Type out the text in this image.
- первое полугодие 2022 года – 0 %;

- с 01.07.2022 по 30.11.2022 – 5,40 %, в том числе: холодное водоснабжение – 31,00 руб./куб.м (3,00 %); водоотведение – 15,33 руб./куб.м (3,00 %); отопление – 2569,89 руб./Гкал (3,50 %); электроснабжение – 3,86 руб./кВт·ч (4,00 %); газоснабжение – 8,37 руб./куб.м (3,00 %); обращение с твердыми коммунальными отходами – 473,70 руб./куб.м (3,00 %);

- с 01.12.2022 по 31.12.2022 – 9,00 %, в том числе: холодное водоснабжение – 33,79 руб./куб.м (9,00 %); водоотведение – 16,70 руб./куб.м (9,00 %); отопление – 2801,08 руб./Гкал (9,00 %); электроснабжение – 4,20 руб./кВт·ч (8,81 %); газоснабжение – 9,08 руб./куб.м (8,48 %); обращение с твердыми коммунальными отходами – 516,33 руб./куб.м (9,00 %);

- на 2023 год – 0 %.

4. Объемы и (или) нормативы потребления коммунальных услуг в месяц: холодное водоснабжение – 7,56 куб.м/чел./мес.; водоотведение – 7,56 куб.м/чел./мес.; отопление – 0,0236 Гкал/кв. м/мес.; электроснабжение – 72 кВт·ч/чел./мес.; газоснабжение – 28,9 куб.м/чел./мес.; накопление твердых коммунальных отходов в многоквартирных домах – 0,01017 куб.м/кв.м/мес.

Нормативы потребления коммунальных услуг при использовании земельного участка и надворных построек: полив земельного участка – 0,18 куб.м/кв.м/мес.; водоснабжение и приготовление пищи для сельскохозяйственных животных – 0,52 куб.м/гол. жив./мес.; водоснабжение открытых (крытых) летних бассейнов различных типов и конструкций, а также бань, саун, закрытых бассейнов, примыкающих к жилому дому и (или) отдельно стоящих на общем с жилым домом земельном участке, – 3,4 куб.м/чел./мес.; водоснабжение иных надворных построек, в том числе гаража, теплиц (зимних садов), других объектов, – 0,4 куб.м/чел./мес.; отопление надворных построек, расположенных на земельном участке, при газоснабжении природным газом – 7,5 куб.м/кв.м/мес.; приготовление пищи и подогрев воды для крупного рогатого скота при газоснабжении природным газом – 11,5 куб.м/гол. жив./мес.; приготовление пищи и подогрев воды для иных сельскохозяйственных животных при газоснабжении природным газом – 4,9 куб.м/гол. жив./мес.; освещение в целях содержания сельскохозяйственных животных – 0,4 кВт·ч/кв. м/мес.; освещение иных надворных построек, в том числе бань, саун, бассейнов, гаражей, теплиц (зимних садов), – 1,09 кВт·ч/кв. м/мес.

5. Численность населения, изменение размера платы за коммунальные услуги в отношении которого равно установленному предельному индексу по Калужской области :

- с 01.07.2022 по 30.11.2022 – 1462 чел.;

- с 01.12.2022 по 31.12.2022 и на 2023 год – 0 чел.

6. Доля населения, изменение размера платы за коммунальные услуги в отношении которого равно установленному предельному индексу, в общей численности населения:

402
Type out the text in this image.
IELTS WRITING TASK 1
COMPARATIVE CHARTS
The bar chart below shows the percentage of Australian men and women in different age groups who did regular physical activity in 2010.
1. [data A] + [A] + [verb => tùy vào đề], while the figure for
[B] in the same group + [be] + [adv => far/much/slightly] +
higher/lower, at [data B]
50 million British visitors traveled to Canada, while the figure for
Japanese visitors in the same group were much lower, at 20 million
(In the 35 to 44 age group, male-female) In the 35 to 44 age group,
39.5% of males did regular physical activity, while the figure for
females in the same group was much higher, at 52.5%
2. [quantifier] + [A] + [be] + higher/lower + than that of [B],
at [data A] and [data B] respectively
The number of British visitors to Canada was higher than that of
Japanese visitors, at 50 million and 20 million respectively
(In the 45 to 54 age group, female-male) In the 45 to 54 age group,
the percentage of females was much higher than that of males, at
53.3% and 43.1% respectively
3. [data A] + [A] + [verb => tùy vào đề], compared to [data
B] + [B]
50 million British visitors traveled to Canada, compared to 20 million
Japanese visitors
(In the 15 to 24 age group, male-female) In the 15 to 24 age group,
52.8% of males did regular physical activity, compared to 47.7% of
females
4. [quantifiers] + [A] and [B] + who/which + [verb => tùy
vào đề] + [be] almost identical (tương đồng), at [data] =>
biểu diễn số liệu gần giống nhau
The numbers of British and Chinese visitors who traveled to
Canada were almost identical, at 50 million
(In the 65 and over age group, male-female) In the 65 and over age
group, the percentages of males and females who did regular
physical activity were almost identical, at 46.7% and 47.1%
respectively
...
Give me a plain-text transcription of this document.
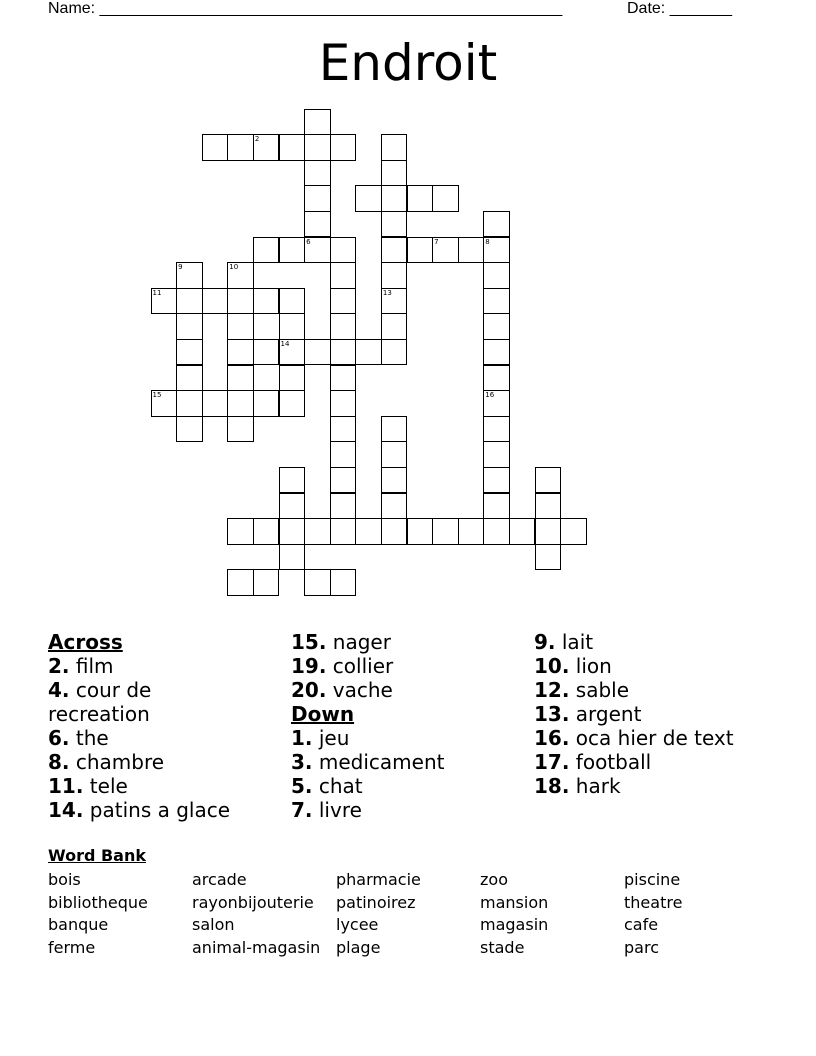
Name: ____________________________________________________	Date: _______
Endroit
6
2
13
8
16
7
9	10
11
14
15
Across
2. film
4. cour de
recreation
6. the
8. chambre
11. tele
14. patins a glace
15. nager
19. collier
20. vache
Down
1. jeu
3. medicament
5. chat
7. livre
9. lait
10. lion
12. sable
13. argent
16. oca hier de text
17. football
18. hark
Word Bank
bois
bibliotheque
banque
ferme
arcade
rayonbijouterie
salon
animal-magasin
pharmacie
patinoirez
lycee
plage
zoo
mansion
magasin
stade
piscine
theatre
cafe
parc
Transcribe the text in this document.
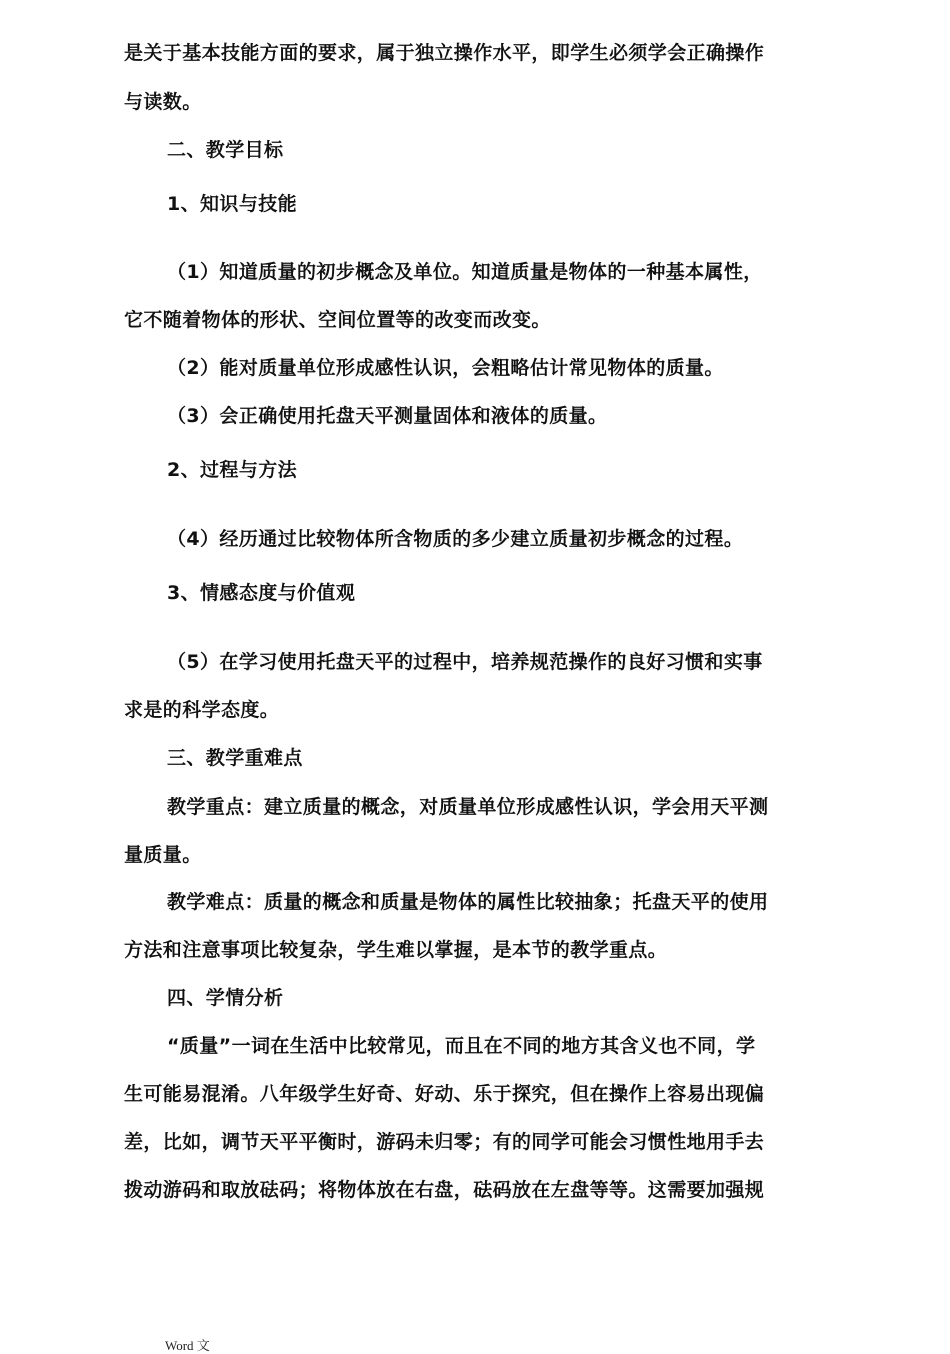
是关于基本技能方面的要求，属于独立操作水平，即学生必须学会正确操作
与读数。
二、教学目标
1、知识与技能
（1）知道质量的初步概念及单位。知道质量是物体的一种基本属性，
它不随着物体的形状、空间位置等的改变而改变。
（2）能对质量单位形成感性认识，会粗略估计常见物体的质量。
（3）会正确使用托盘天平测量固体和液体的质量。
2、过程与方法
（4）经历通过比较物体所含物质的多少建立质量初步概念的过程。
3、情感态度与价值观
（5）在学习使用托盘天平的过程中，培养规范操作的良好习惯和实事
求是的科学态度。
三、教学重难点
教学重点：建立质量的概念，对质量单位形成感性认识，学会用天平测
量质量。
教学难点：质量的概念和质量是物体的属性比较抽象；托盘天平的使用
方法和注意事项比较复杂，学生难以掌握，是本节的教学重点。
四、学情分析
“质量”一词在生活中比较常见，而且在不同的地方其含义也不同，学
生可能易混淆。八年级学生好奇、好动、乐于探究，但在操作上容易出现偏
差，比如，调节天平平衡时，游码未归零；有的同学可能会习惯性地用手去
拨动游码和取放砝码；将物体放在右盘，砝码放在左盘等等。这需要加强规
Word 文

● SHORT EXERCISE
In the records, locate each line holding the string "activity" and copy it.

● RESPONSE TO THE EXERCISE
The bar chart below shows the percentage of Australian men and women in different age groups who did regular physical activity in 2010.
39.5% of males did regular physical activity, while the figure for
52.8% of males did regular physical activity, compared to 47.7% of
physical activity were almost identical, at 46.7% and 47.1%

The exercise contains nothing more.